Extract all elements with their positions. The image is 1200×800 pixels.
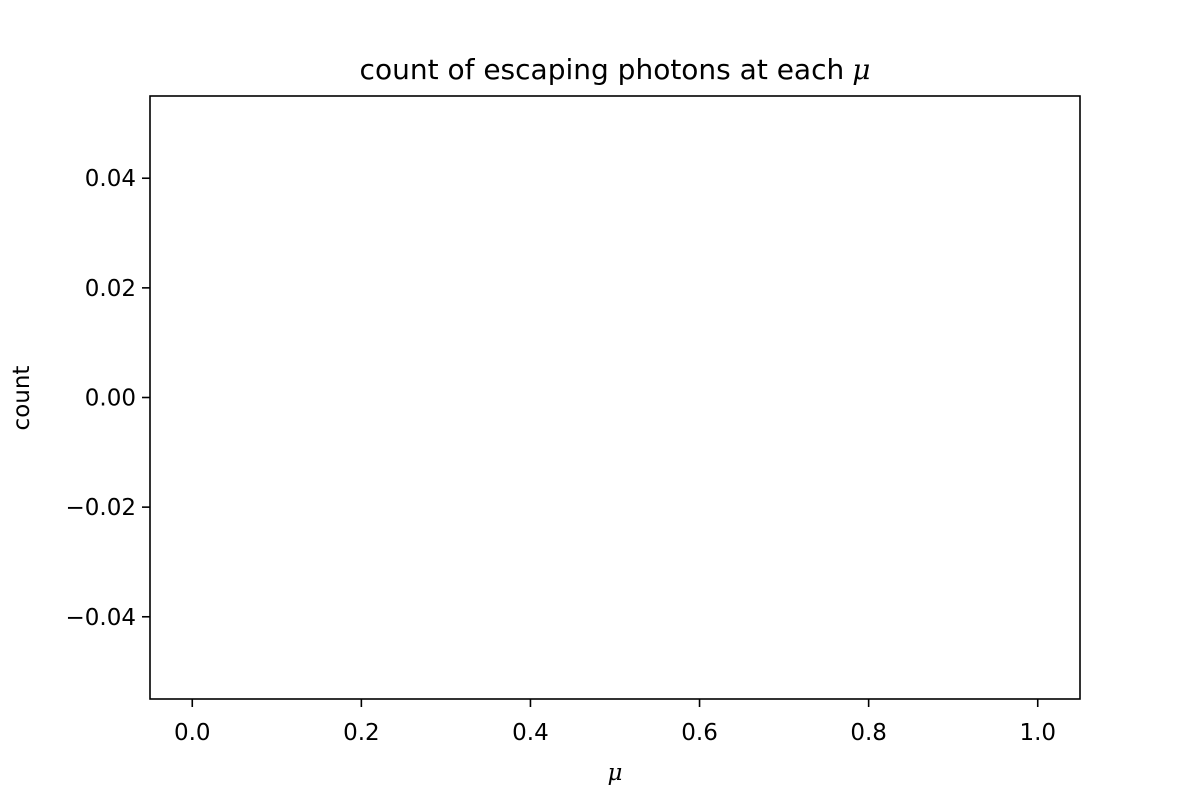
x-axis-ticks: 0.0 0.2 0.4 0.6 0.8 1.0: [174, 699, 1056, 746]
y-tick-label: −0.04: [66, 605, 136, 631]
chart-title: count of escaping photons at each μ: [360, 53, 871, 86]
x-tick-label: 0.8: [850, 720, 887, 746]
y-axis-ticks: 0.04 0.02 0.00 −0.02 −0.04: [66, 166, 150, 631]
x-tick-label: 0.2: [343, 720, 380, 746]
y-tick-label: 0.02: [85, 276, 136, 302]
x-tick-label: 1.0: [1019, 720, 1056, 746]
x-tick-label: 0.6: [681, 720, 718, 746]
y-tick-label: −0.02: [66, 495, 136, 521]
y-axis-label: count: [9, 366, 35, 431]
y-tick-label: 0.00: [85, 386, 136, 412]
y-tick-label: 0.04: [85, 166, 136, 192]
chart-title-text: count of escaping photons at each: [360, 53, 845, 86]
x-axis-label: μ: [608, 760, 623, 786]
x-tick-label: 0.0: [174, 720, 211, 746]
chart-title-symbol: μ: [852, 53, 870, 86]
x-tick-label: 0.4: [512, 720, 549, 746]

+--

**What the exercise asks:** Copy out the entries above line for line, leaving the picture out of your answer.

**Solved problem:**
Extract all elements with their positions. The image is 1200×800 pixels.
x-axis-ticks: 0.0 0.2 0.4 0.6 0.8 1.0: [174, 699, 1056, 746]
y-tick-label: −0.04: [66, 605, 136, 631]
chart-title: count of escaping photons at each μ: [360, 53, 871, 86]
x-tick-label: 0.8: [850, 720, 887, 746]
y-axis-ticks: 0.04 0.02 0.00 −0.02 −0.04: [66, 166, 150, 631]
x-tick-label: 0.2: [343, 720, 380, 746]
y-tick-label: 0.02: [85, 276, 136, 302]
x-tick-label: 1.0: [1019, 720, 1056, 746]
x-tick-label: 0.6: [681, 720, 718, 746]
y-tick-label: −0.02: [66, 495, 136, 521]
y-axis-label: count: [9, 366, 35, 431]
y-tick-label: 0.00: [85, 386, 136, 412]
y-tick-label: 0.04: [85, 166, 136, 192]
chart-title-text: count of escaping photons at each: [360, 53, 845, 86]
x-axis-label: μ: [608, 760, 623, 786]
x-tick-label: 0.0: [174, 720, 211, 746]
chart-title-symbol: μ: [852, 53, 870, 86]
x-tick-label: 0.4: [512, 720, 549, 746]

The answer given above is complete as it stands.